(Data entries)
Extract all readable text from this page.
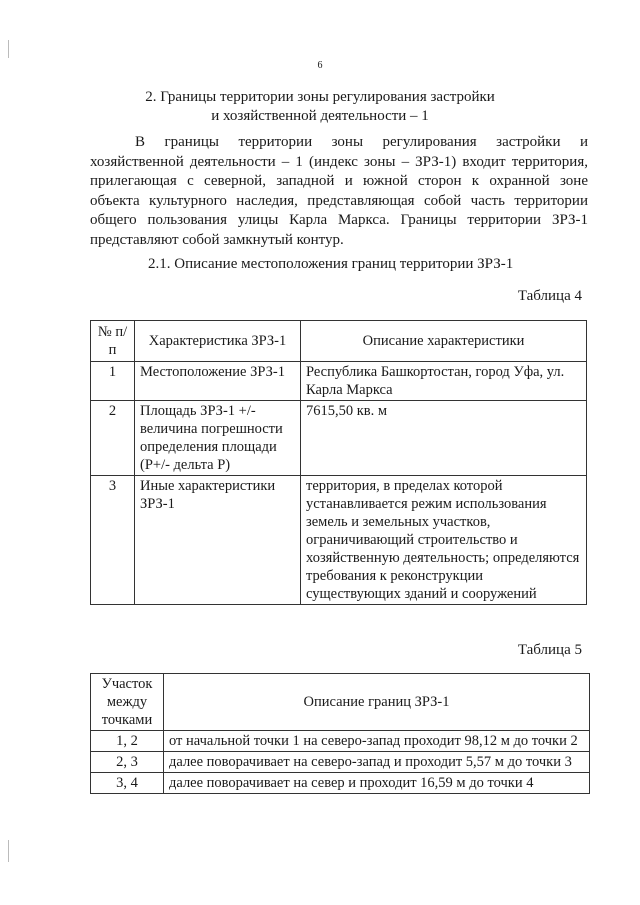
6
2. Границы территории зоны регулирования застройки
и хозяйственной деятельности – 1
В границы территории зоны регулирования застройки и
хозяйственной деятельности – 1 (индекс зоны – ЗРЗ-1) входит территория,
прилегающая с северной, западной и южной сторон к охранной зоне
объекта культурного наследия, представляющая собой часть территории
общего пользования улицы Карла Маркса. Границы территории ЗРЗ-1
представляют собой замкнутый контур.
2.1. Описание местоположения границ территории ЗРЗ-1
Таблица 4
№ п/п	Характеристика ЗРЗ-1	Описание характеристики
1	Местоположение ЗРЗ-1	Республика Башкортостан, город Уфа, ул. Карла Маркса
2	Площадь ЗРЗ-1 +/- величина погрешности определения площади (Р+/- дельта Р)	7615,50 кв. м
3	Иные характеристики ЗРЗ-1	территория, в пределах которой устанавливается режим использования земель и земельных участков, ограничивающий строительство и хозяйственную деятельность; определяются требования к реконструкции существующих зданий и сооружений
Таблица 5
Участок между точками	Описание границ ЗРЗ-1
1, 2	от начальной точки 1 на северо-запад проходит 98,12 м до точки 2
2, 3	далее поворачивает на северо-запад и проходит 5,57 м до точки 3
3, 4	далее поворачивает на север и проходит 16,59 м до точки 4
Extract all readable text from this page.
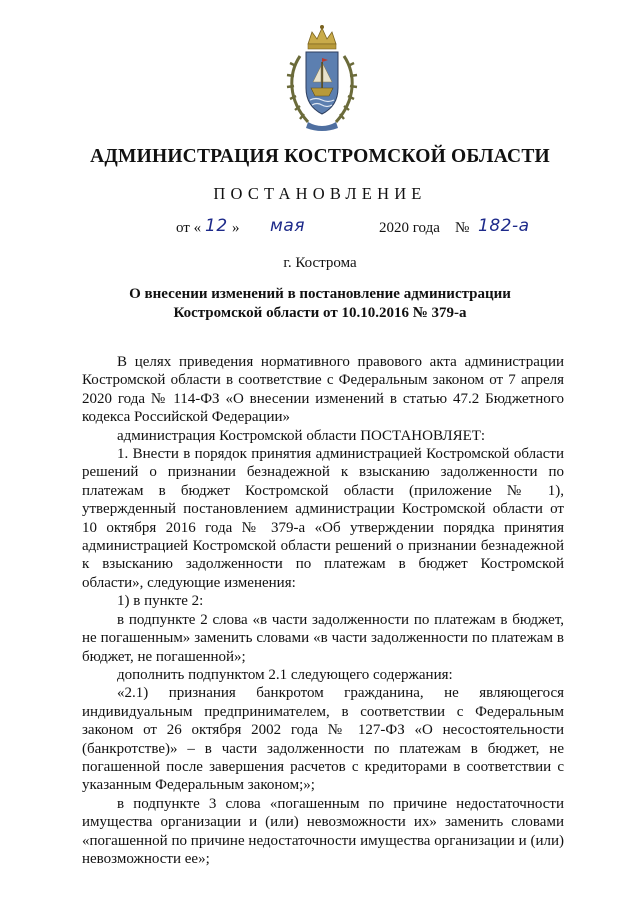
АДМИНИСТРАЦИЯ КОСТРОМСКОЙ ОБЛАСТИ
ПОСТАНОВЛЕНИЕ
от « 12 » мая	2020 года № 182-а
г. Кострома
О внесении изменений в постановление администрации
Костромской области от 10.10.2016 № 379-а

В целях приведения нормативного правового акта администрации Костромской области в соответствие с Федеральным законом от 7 апреля 2020 года № 114-ФЗ «О внесении изменений в статью 47.2 Бюджетного кодекса Российской Федерации»

администрация Костромской области ПОСТАНОВЛЯЕТ:

1. Внести в порядок принятия администрацией Костромской области решений о признании безнадежной к взысканию задолженности по платежам в бюджет Костромской области (приложение № 1), утвержденный постановлением администрации Костромской области от 10 октября 2016 года № 379-а «Об утверждении порядка принятия администрацией Костромской области решений о признании безнадежной к взысканию задолженности по платежам в бюджет Костромской области», следующие изменения:

1) в пункте 2:

в подпункте 2 слова «в части задолженности по платежам в бюджет, не погашенным» заменить словами «в части задолженности по платежам в бюджет, не погашенной»;

дополнить подпунктом 2.1 следующего содержания:

«2.1) признания банкротом гражданина, не являющегося индивидуальным предпринимателем, в соответствии с Федеральным законом от 26 октября 2002 года № 127-ФЗ «О несостоятельности (банкротстве)» – в части задолженности по платежам в бюджет, не погашенной после завершения расчетов с кредиторами в соответствии с указанным Федеральным законом;»;

в подпункте 3 слова «погашенным по причине недостаточности имущества организации и (или) невозможности их» заменить словами «погашенной по причине недостаточности имущества организации и (или) невозможности ее»;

* [Do this]
Check each line above for the word "проходит", and copy the lines where it appears.

* [The completed task]
1, 2	от начальной точки 1 на северо-запад проходит 98,12 м до точки 2
2, 3	далее поворачивает на северо-запад и проходит 5,57 м до точки 3
3, 4	далее поворачивает на север и проходит 16,59 м до точки 4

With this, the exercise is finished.